- **SHORT TASK**
Set down the material once more, exactly as it appears.

[Begin RECORDS FOR PROCESSING]

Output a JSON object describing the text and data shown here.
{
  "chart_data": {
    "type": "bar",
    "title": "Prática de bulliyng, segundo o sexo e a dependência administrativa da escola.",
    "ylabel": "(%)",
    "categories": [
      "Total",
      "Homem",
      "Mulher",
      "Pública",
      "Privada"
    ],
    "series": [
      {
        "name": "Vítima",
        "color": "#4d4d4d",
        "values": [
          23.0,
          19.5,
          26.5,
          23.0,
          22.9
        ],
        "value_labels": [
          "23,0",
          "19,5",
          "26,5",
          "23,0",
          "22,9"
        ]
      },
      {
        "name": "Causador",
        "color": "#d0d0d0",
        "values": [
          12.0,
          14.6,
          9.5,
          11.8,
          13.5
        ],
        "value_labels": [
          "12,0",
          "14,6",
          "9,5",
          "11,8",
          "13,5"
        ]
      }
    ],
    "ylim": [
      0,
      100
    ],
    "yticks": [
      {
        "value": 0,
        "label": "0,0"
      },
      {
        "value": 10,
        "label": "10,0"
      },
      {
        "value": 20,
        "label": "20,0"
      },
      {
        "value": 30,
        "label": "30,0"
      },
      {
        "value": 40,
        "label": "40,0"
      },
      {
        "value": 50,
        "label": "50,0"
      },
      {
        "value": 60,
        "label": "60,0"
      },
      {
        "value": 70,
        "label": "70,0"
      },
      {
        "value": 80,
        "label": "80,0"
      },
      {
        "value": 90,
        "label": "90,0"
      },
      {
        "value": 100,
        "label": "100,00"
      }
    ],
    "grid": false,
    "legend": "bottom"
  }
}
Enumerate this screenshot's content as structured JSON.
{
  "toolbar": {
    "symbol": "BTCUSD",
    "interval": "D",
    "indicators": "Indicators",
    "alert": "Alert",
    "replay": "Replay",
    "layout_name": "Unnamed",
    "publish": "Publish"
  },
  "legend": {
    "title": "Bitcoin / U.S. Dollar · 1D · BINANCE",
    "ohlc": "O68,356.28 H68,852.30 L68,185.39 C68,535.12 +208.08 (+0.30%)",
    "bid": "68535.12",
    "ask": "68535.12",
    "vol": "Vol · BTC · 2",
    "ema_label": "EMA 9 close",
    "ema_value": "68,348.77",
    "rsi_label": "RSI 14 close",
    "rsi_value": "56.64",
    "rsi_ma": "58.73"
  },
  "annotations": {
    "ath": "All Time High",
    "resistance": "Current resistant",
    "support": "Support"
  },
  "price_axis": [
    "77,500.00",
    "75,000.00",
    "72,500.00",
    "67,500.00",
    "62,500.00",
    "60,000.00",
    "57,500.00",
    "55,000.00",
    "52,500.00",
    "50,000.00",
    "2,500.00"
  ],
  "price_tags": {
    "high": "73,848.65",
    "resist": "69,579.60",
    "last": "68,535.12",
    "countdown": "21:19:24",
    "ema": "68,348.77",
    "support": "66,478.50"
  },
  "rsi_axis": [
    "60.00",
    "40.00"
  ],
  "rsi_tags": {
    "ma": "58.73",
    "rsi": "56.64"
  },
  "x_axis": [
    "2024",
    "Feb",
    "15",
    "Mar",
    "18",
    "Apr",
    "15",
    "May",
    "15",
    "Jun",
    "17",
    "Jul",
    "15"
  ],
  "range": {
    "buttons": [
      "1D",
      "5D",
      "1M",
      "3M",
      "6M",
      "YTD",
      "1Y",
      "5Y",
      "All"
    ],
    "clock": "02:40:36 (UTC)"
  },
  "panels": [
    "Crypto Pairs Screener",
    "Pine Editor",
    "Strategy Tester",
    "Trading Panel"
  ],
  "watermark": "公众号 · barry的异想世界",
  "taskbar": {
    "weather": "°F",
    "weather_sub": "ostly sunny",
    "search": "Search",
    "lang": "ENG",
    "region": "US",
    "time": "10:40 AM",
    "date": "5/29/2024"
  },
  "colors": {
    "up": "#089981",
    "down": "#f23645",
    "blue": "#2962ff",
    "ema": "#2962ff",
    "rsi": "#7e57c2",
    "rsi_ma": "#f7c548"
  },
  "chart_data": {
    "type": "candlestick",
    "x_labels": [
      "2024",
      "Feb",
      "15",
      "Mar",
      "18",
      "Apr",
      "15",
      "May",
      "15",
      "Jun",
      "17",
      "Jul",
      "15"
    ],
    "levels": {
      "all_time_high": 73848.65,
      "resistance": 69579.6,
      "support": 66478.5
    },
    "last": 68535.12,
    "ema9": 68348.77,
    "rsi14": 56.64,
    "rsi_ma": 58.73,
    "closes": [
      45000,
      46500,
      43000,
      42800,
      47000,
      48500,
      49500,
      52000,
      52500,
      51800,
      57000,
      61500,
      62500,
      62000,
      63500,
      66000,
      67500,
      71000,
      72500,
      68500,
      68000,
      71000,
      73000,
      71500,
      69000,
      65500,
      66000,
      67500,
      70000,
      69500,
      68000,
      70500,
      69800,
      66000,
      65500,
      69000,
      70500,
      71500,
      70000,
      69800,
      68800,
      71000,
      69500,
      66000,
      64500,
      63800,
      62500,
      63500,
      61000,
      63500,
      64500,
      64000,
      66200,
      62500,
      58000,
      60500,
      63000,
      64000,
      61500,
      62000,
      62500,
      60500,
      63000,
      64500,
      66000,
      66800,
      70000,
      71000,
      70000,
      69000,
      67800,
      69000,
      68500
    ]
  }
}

[End RECORDS FOR PROCESSING]

- **FINAL RESULT**
Output a JSON object describing the text and data shown here.
{
  "chart_data": {
    "type": "bar",
    "title": "Prática de bulliyng, segundo o sexo e a dependência administrativa da escola.",
    "ylabel": "(%)",
    "categories": [
      "Total",
      "Homem",
      "Mulher",
      "Pública",
      "Privada"
    ],
    "series": [
      {
        "name": "Vítima",
        "color": "#4d4d4d",
        "values": [
          23.0,
          19.5,
          26.5,
          23.0,
          22.9
        ],
        "value_labels": [
          "23,0",
          "19,5",
          "26,5",
          "23,0",
          "22,9"
        ]
      },
      {
        "name": "Causador",
        "color": "#d0d0d0",
        "values": [
          12.0,
          14.6,
          9.5,
          11.8,
          13.5
        ],
        "value_labels": [
          "12,0",
          "14,6",
          "9,5",
          "11,8",
          "13,5"
        ]
      }
    ],
    "ylim": [
      0,
      100
    ],
    "yticks": [
      {
        "value": 0,
        "label": "0,0"
      },
      {
        "value": 10,
        "label": "10,0"
      },
      {
        "value": 20,
        "label": "20,0"
      },
      {
        "value": 30,
        "label": "30,0"
      },
      {
        "value": 40,
        "label": "40,0"
      },
      {
        "value": 50,
        "label": "50,0"
      },
      {
        "value": 60,
        "label": "60,0"
      },
      {
        "value": 70,
        "label": "70,0"
      },
      {
        "value": 80,
        "label": "80,0"
      },
      {
        "value": 90,
        "label": "90,0"
      },
      {
        "value": 100,
        "label": "100,00"
      }
    ],
    "grid": false,
    "legend": "bottom"
  }
}
Enumerate this screenshot's content as structured JSON.
{
  "toolbar": {
    "symbol": "BTCUSD",
    "interval": "D",
    "indicators": "Indicators",
    "alert": "Alert",
    "replay": "Replay",
    "layout_name": "Unnamed",
    "publish": "Publish"
  },
  "legend": {
    "title": "Bitcoin / U.S. Dollar · 1D · BINANCE",
    "ohlc": "O68,356.28 H68,852.30 L68,185.39 C68,535.12 +208.08 (+0.30%)",
    "bid": "68535.12",
    "ask": "68535.12",
    "vol": "Vol · BTC · 2",
    "ema_label": "EMA 9 close",
    "ema_value": "68,348.77",
    "rsi_label": "RSI 14 close",
    "rsi_value": "56.64",
    "rsi_ma": "58.73"
  },
  "annotations": {
    "ath": "All Time High",
    "resistance": "Current resistant",
    "support": "Support"
  },
  "price_axis": [
    "77,500.00",
    "75,000.00",
    "72,500.00",
    "67,500.00",
    "62,500.00",
    "60,000.00",
    "57,500.00",
    "55,000.00",
    "52,500.00",
    "50,000.00",
    "2,500.00"
  ],
  "price_tags": {
    "high": "73,848.65",
    "resist": "69,579.60",
    "last": "68,535.12",
    "countdown": "21:19:24",
    "ema": "68,348.77",
    "support": "66,478.50"
  },
  "rsi_axis": [
    "60.00",
    "40.00"
  ],
  "rsi_tags": {
    "ma": "58.73",
    "rsi": "56.64"
  },
  "x_axis": [
    "2024",
    "Feb",
    "15",
    "Mar",
    "18",
    "Apr",
    "15",
    "May",
    "15",
    "Jun",
    "17",
    "Jul",
    "15"
  ],
  "range": {
    "buttons": [
      "1D",
      "5D",
      "1M",
      "3M",
      "6M",
      "YTD",
      "1Y",
      "5Y",
      "All"
    ],
    "clock": "02:40:36 (UTC)"
  },
  "panels": [
    "Crypto Pairs Screener",
    "Pine Editor",
    "Strategy Tester",
    "Trading Panel"
  ],
  "watermark": "公众号 · barry的异想世界",
  "taskbar": {
    "weather": "°F",
    "weather_sub": "ostly sunny",
    "search": "Search",
    "lang": "ENG",
    "region": "US",
    "time": "10:40 AM",
    "date": "5/29/2024"
  },
  "colors": {
    "up": "#089981",
    "down": "#f23645",
    "blue": "#2962ff",
    "ema": "#2962ff",
    "rsi": "#7e57c2",
    "rsi_ma": "#f7c548"
  },
  "chart_data": {
    "type": "candlestick",
    "x_labels": [
      "2024",
      "Feb",
      "15",
      "Mar",
      "18",
      "Apr",
      "15",
      "May",
      "15",
      "Jun",
      "17",
      "Jul",
      "15"
    ],
    "levels": {
      "all_time_high": 73848.65,
      "resistance": 69579.6,
      "support": 66478.5
    },
    "last": 68535.12,
    "ema9": 68348.77,
    "rsi14": 56.64,
    "rsi_ma": 58.73,
    "closes": [
      45000,
      46500,
      43000,
      42800,
      47000,
      48500,
      49500,
      52000,
      52500,
      51800,
      57000,
      61500,
      62500,
      62000,
      63500,
      66000,
      67500,
      71000,
      72500,
      68500,
      68000,
      71000,
      73000,
      71500,
      69000,
      65500,
      66000,
      67500,
      70000,
      69500,
      68000,
      70500,
      69800,
      66000,
      65500,
      69000,
      70500,
      71500,
      70000,
      69800,
      68800,
      71000,
      69500,
      66000,
      64500,
      63800,
      62500,
      63500,
      61000,
      63500,
      64500,
      64000,
      66200,
      62500,
      58000,
      60500,
      63000,
      64000,
      61500,
      62000,
      62500,
      60500,
      63000,
      64500,
      66000,
      66800,
      70000,
      71000,
      70000,
      69000,
      67800,
      69000,
      68500
    ]
  }
}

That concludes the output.